### Goal of the exercise:
Omit every picture while repeating the entries exactly.
### Material for this task ###
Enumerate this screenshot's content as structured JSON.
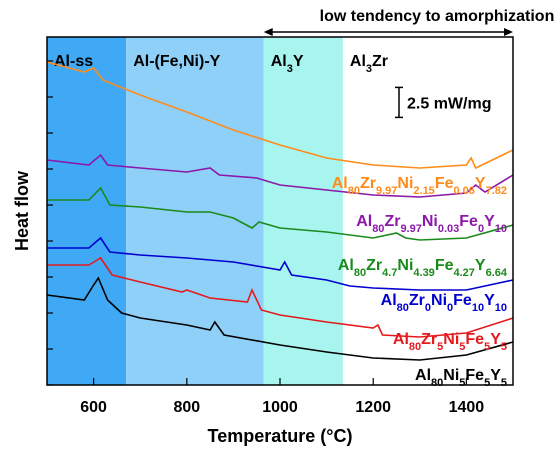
{
  "chart_data": {
    "type": "line",
    "xlabel": "Temperature (°C)",
    "ylabel": "Heat flow",
    "xlim": [
      500,
      1500
    ],
    "xticks": [
      600,
      800,
      1000,
      1200,
      1400
    ],
    "ylim": [
      0,
      29
    ],
    "yticks": [
      0,
      3,
      6,
      9,
      12,
      15,
      18,
      21,
      24,
      27
    ],
    "regions": [
      {
        "label": "Al-ss",
        "from": 500,
        "to": 670,
        "color": "#3fa9f5"
      },
      {
        "label": "Al-(Fe,Ni)-Y",
        "from": 670,
        "to": 965,
        "color": "#8fd0f8"
      },
      {
        "label": "Al3Y",
        "from": 965,
        "to": 1135,
        "color": "#a8f4ef"
      },
      {
        "label": "Al3Zr",
        "from": 1135,
        "to": 1500,
        "color": "#ffffff"
      }
    ],
    "arrow": {
      "text": "low tendency to amorphization",
      "from": 965,
      "to": 1500
    },
    "scale_bar": {
      "label": "2.5 mW/mg",
      "value": 2.5
    },
    "series": [
      {
        "name": "Al80Zr9.97Ni2.15Fe0.06Y7.82",
        "color": "#ff8c1a",
        "x": [
          500,
          580,
          600,
          620,
          700,
          800,
          900,
          1000,
          1100,
          1200,
          1300,
          1400,
          1410,
          1420,
          1500
        ],
        "values": [
          26.92,
          26.08,
          26.42,
          25.42,
          24.17,
          22.75,
          21.25,
          20,
          18.92,
          18.33,
          18.08,
          18.33,
          18.92,
          18.08,
          19.58
        ]
      },
      {
        "name": "Al80Zr9.97Ni0.03Fe0Y10",
        "color": "#8b18a8",
        "x": [
          500,
          590,
          615,
          630,
          700,
          800,
          850,
          870,
          950,
          1000,
          1100,
          1200,
          1300,
          1400,
          1420,
          1440,
          1500
        ],
        "values": [
          18.75,
          18.33,
          19.17,
          18.33,
          18.08,
          17.75,
          18.08,
          17.5,
          17.25,
          16.67,
          16.25,
          15.83,
          15.67,
          16,
          16.67,
          16.08,
          17.5
        ]
      },
      {
        "name": "Al80Zr4.7Ni4.39Fe4.27Y6.64",
        "color": "#1a8a1a",
        "x": [
          500,
          590,
          615,
          635,
          700,
          800,
          850,
          900,
          940,
          955,
          1000,
          1100,
          1200,
          1250,
          1270,
          1300,
          1400,
          1500
        ],
        "values": [
          15.42,
          15.42,
          16.42,
          15,
          14.83,
          14.42,
          14.42,
          13.92,
          13.08,
          13.58,
          13.08,
          12.75,
          12.25,
          12.67,
          12.25,
          12.08,
          12.25,
          13.33
        ]
      },
      {
        "name": "Al80Zr0Ni0Fe10Y10",
        "color": "#0000d0",
        "x": [
          500,
          590,
          615,
          635,
          700,
          800,
          900,
          1000,
          1010,
          1025,
          1100,
          1150,
          1200,
          1300,
          1400,
          1500
        ],
        "values": [
          11.42,
          11.42,
          12.25,
          11.08,
          10.83,
          10.58,
          10.25,
          9.58,
          10.25,
          9.17,
          8.75,
          8.25,
          8.08,
          7.92,
          7.92,
          8.75
        ]
      },
      {
        "name": "Al80Zr5Ni5Fe5Y5",
        "color": "#e41a1c",
        "x": [
          500,
          590,
          615,
          640,
          700,
          790,
          800,
          850,
          930,
          940,
          960,
          1000,
          1100,
          1200,
          1210,
          1220,
          1300,
          1400,
          1500
        ],
        "values": [
          10,
          10,
          10.58,
          9.17,
          8.58,
          7.75,
          7.92,
          7.25,
          6.92,
          7.92,
          6.25,
          5.83,
          5.25,
          4.75,
          5,
          4.17,
          4,
          4.33,
          5.58
        ]
      },
      {
        "name": "Al80Ni5Fe5Y5",
        "color": "#000000",
        "x": [
          500,
          580,
          600,
          610,
          630,
          660,
          700,
          800,
          850,
          860,
          880,
          1000,
          1100,
          1200,
          1300,
          1400,
          1500
        ],
        "values": [
          7.5,
          7.08,
          8.33,
          8.92,
          7.08,
          6,
          5.58,
          5,
          4.58,
          5.25,
          4.17,
          3.33,
          2.75,
          2.25,
          2.08,
          2.5,
          3.58
        ]
      }
    ]
  }
}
###
### Answer to this exercise:
Enumerate this screenshot's content as structured JSON.
{
  "chart_data": {
    "type": "line",
    "xlabel": "Temperature (°C)",
    "ylabel": "Heat flow",
    "xlim": [
      500,
      1500
    ],
    "xticks": [
      600,
      800,
      1000,
      1200,
      1400
    ],
    "ylim": [
      0,
      29
    ],
    "yticks": [
      0,
      3,
      6,
      9,
      12,
      15,
      18,
      21,
      24,
      27
    ],
    "regions": [
      {
        "label": "Al-ss",
        "from": 500,
        "to": 670,
        "color": "#3fa9f5"
      },
      {
        "label": "Al-(Fe,Ni)-Y",
        "from": 670,
        "to": 965,
        "color": "#8fd0f8"
      },
      {
        "label": "Al3Y",
        "from": 965,
        "to": 1135,
        "color": "#a8f4ef"
      },
      {
        "label": "Al3Zr",
        "from": 1135,
        "to": 1500,
        "color": "#ffffff"
      }
    ],
    "arrow": {
      "text": "low tendency to amorphization",
      "from": 965,
      "to": 1500
    },
    "scale_bar": {
      "label": "2.5 mW/mg",
      "value": 2.5
    },
    "series": [
      {
        "name": "Al80Zr9.97Ni2.15Fe0.06Y7.82",
        "color": "#ff8c1a",
        "x": [
          500,
          580,
          600,
          620,
          700,
          800,
          900,
          1000,
          1100,
          1200,
          1300,
          1400,
          1410,
          1420,
          1500
        ],
        "values": [
          26.92,
          26.08,
          26.42,
          25.42,
          24.17,
          22.75,
          21.25,
          20,
          18.92,
          18.33,
          18.08,
          18.33,
          18.92,
          18.08,
          19.58
        ]
      },
      {
        "name": "Al80Zr9.97Ni0.03Fe0Y10",
        "color": "#8b18a8",
        "x": [
          500,
          590,
          615,
          630,
          700,
          800,
          850,
          870,
          950,
          1000,
          1100,
          1200,
          1300,
          1400,
          1420,
          1440,
          1500
        ],
        "values": [
          18.75,
          18.33,
          19.17,
          18.33,
          18.08,
          17.75,
          18.08,
          17.5,
          17.25,
          16.67,
          16.25,
          15.83,
          15.67,
          16,
          16.67,
          16.08,
          17.5
        ]
      },
      {
        "name": "Al80Zr4.7Ni4.39Fe4.27Y6.64",
        "color": "#1a8a1a",
        "x": [
          500,
          590,
          615,
          635,
          700,
          800,
          850,
          900,
          940,
          955,
          1000,
          1100,
          1200,
          1250,
          1270,
          1300,
          1400,
          1500
        ],
        "values": [
          15.42,
          15.42,
          16.42,
          15,
          14.83,
          14.42,
          14.42,
          13.92,
          13.08,
          13.58,
          13.08,
          12.75,
          12.25,
          12.67,
          12.25,
          12.08,
          12.25,
          13.33
        ]
      },
      {
        "name": "Al80Zr0Ni0Fe10Y10",
        "color": "#0000d0",
        "x": [
          500,
          590,
          615,
          635,
          700,
          800,
          900,
          1000,
          1010,
          1025,
          1100,
          1150,
          1200,
          1300,
          1400,
          1500
        ],
        "values": [
          11.42,
          11.42,
          12.25,
          11.08,
          10.83,
          10.58,
          10.25,
          9.58,
          10.25,
          9.17,
          8.75,
          8.25,
          8.08,
          7.92,
          7.92,
          8.75
        ]
      },
      {
        "name": "Al80Zr5Ni5Fe5Y5",
        "color": "#e41a1c",
        "x": [
          500,
          590,
          615,
          640,
          700,
          790,
          800,
          850,
          930,
          940,
          960,
          1000,
          1100,
          1200,
          1210,
          1220,
          1300,
          1400,
          1500
        ],
        "values": [
          10,
          10,
          10.58,
          9.17,
          8.58,
          7.75,
          7.92,
          7.25,
          6.92,
          7.92,
          6.25,
          5.83,
          5.25,
          4.75,
          5,
          4.17,
          4,
          4.33,
          5.58
        ]
      },
      {
        "name": "Al80Ni5Fe5Y5",
        "color": "#000000",
        "x": [
          500,
          580,
          600,
          610,
          630,
          660,
          700,
          800,
          850,
          860,
          880,
          1000,
          1100,
          1200,
          1300,
          1400,
          1500
        ],
        "values": [
          7.5,
          7.08,
          8.33,
          8.92,
          7.08,
          6,
          5.58,
          5,
          4.58,
          5.25,
          4.17,
          3.33,
          2.75,
          2.25,
          2.08,
          2.5,
          3.58
        ]
      }
    ]
  }
}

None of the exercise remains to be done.